■ What the exercise asks
Print the data exactly as it is given, please.

■ Excerpted data
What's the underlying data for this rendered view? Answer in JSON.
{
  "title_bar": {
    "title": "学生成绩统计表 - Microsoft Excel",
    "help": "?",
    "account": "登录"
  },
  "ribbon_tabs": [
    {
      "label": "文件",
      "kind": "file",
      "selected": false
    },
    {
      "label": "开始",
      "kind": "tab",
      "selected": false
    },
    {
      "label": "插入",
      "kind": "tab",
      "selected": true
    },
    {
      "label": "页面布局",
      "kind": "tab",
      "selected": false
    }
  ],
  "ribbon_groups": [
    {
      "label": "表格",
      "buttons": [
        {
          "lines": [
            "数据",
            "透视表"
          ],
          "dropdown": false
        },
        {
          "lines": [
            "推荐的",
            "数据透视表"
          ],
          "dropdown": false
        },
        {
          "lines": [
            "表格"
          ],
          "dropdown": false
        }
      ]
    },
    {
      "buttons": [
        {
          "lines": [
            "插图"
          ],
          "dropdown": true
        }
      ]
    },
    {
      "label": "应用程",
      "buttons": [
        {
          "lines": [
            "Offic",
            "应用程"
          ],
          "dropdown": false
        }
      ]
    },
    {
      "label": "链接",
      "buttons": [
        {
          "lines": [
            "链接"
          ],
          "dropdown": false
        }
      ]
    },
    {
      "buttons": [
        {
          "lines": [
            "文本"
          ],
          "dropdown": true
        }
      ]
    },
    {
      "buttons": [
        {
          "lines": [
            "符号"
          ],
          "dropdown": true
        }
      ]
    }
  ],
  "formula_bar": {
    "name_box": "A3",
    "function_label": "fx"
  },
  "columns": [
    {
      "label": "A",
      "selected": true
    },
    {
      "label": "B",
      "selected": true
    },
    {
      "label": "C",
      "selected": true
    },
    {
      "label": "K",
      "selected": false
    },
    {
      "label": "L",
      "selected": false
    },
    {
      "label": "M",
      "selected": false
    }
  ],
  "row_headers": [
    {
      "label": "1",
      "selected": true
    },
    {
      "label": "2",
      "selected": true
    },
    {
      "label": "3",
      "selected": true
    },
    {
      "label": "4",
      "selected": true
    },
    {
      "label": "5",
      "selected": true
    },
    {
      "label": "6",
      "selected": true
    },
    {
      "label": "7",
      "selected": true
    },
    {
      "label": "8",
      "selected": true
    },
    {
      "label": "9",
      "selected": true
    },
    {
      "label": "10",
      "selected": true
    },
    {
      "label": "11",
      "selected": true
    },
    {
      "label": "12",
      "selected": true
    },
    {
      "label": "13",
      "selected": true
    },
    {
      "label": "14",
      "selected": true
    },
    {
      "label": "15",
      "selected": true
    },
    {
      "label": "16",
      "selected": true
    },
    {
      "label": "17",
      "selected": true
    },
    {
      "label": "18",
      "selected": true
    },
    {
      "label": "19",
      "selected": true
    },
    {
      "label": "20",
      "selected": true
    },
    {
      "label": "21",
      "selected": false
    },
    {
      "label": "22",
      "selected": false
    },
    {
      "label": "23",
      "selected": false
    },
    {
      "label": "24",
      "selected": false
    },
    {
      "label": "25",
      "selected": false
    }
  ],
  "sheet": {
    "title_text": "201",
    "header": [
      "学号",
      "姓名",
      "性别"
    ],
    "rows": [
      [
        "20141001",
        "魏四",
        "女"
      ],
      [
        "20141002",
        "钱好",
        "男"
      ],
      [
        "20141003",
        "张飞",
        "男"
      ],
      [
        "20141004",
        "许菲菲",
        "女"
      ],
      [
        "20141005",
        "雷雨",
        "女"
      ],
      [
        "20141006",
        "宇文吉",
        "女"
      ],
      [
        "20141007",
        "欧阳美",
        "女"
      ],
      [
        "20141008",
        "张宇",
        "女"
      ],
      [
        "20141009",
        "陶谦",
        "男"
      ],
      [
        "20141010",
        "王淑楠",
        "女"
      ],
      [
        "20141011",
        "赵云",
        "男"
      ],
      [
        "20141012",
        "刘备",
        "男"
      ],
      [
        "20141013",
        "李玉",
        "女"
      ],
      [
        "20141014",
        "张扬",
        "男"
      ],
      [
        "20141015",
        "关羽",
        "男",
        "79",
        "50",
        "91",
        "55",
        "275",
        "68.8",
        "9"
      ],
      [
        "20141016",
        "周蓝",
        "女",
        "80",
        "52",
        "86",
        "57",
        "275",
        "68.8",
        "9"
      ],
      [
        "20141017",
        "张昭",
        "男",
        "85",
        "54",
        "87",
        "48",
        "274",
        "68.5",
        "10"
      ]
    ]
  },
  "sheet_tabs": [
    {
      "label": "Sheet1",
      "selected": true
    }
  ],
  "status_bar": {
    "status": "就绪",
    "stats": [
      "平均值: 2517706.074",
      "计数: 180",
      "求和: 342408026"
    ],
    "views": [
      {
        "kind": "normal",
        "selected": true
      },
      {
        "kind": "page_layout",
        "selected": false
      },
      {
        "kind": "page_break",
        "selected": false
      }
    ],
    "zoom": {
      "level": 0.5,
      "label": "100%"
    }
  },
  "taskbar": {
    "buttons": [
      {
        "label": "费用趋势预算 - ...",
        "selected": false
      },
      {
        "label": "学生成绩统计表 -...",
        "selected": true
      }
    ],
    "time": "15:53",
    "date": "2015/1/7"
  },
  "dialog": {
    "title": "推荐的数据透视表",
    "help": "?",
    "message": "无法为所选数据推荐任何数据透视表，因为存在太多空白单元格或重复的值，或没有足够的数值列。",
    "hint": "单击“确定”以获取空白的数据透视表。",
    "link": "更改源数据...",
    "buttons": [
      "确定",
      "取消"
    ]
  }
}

■ Response to the task
What's the underlying data for this rendered view? Answer in JSON.
{
  "title_bar": {
    "title": "学生成绩统计表 - Microsoft Excel",
    "help": "?",
    "account": "登录"
  },
  "ribbon_tabs": [
    {
      "label": "文件",
      "kind": "file",
      "selected": false
    },
    {
      "label": "开始",
      "kind": "tab",
      "selected": false
    },
    {
      "label": "插入",
      "kind": "tab",
      "selected": true
    },
    {
      "label": "页面布局",
      "kind": "tab",
      "selected": false
    }
  ],
  "ribbon_groups": [
    {
      "label": "表格",
      "buttons": [
        {
          "lines": [
            "数据",
            "透视表"
          ],
          "dropdown": false
        },
        {
          "lines": [
            "推荐的",
            "数据透视表"
          ],
          "dropdown": false
        },
        {
          "lines": [
            "表格"
          ],
          "dropdown": false
        }
      ]
    },
    {
      "buttons": [
        {
          "lines": [
            "插图"
          ],
          "dropdown": true
        }
      ]
    },
    {
      "label": "应用程",
      "buttons": [
        {
          "lines": [
            "Offic",
            "应用程"
          ],
          "dropdown": false
        }
      ]
    },
    {
      "label": "链接",
      "buttons": [
        {
          "lines": [
            "链接"
          ],
          "dropdown": false
        }
      ]
    },
    {
      "buttons": [
        {
          "lines": [
            "文本"
          ],
          "dropdown": true
        }
      ]
    },
    {
      "buttons": [
        {
          "lines": [
            "符号"
          ],
          "dropdown": true
        }
      ]
    }
  ],
  "formula_bar": {
    "name_box": "A3",
    "function_label": "fx"
  },
  "columns": [
    {
      "label": "A",
      "selected": true
    },
    {
      "label": "B",
      "selected": true
    },
    {
      "label": "C",
      "selected": true
    },
    {
      "label": "K",
      "selected": false
    },
    {
      "label": "L",
      "selected": false
    },
    {
      "label": "M",
      "selected": false
    }
  ],
  "row_headers": [
    {
      "label": "1",
      "selected": true
    },
    {
      "label": "2",
      "selected": true
    },
    {
      "label": "3",
      "selected": true
    },
    {
      "label": "4",
      "selected": true
    },
    {
      "label": "5",
      "selected": true
    },
    {
      "label": "6",
      "selected": true
    },
    {
      "label": "7",
      "selected": true
    },
    {
      "label": "8",
      "selected": true
    },
    {
      "label": "9",
      "selected": true
    },
    {
      "label": "10",
      "selected": true
    },
    {
      "label": "11",
      "selected": true
    },
    {
      "label": "12",
      "selected": true
    },
    {
      "label": "13",
      "selected": true
    },
    {
      "label": "14",
      "selected": true
    },
    {
      "label": "15",
      "selected": true
    },
    {
      "label": "16",
      "selected": true
    },
    {
      "label": "17",
      "selected": true
    },
    {
      "label": "18",
      "selected": true
    },
    {
      "label": "19",
      "selected": true
    },
    {
      "label": "20",
      "selected": true
    },
    {
      "label": "21",
      "selected": false
    },
    {
      "label": "22",
      "selected": false
    },
    {
      "label": "23",
      "selected": false
    },
    {
      "label": "24",
      "selected": false
    },
    {
      "label": "25",
      "selected": false
    }
  ],
  "sheet": {
    "title_text": "201",
    "header": [
      "学号",
      "姓名",
      "性别"
    ],
    "rows": [
      [
        "20141001",
        "魏四",
        "女"
      ],
      [
        "20141002",
        "钱好",
        "男"
      ],
      [
        "20141003",
        "张飞",
        "男"
      ],
      [
        "20141004",
        "许菲菲",
        "女"
      ],
      [
        "20141005",
        "雷雨",
        "女"
      ],
      [
        "20141006",
        "宇文吉",
        "女"
      ],
      [
        "20141007",
        "欧阳美",
        "女"
      ],
      [
        "20141008",
        "张宇",
        "女"
      ],
      [
        "20141009",
        "陶谦",
        "男"
      ],
      [
        "20141010",
        "王淑楠",
        "女"
      ],
      [
        "20141011",
        "赵云",
        "男"
      ],
      [
        "20141012",
        "刘备",
        "男"
      ],
      [
        "20141013",
        "李玉",
        "女"
      ],
      [
        "20141014",
        "张扬",
        "男"
      ],
      [
        "20141015",
        "关羽",
        "男",
        "79",
        "50",
        "91",
        "55",
        "275",
        "68.8",
        "9"
      ],
      [
        "20141016",
        "周蓝",
        "女",
        "80",
        "52",
        "86",
        "57",
        "275",
        "68.8",
        "9"
      ],
      [
        "20141017",
        "张昭",
        "男",
        "85",
        "54",
        "87",
        "48",
        "274",
        "68.5",
        "10"
      ]
    ]
  },
  "sheet_tabs": [
    {
      "label": "Sheet1",
      "selected": true
    }
  ],
  "status_bar": {
    "status": "就绪",
    "stats": [
      "平均值: 2517706.074",
      "计数: 180",
      "求和: 342408026"
    ],
    "views": [
      {
        "kind": "normal",
        "selected": true
      },
      {
        "kind": "page_layout",
        "selected": false
      },
      {
        "kind": "page_break",
        "selected": false
      }
    ],
    "zoom": {
      "level": 0.5,
      "label": "100%"
    }
  },
  "taskbar": {
    "buttons": [
      {
        "label": "费用趋势预算 - ...",
        "selected": false
      },
      {
        "label": "学生成绩统计表 -...",
        "selected": true
      }
    ],
    "time": "15:53",
    "date": "2015/1/7"
  },
  "dialog": {
    "title": "推荐的数据透视表",
    "help": "?",
    "message": "无法为所选数据推荐任何数据透视表，因为存在太多空白单元格或重复的值，或没有足够的数值列。",
    "hint": "单击“确定”以获取空白的数据透视表。",
    "link": "更改源数据...",
    "buttons": [
      "确定",
      "取消"
    ]
  }
}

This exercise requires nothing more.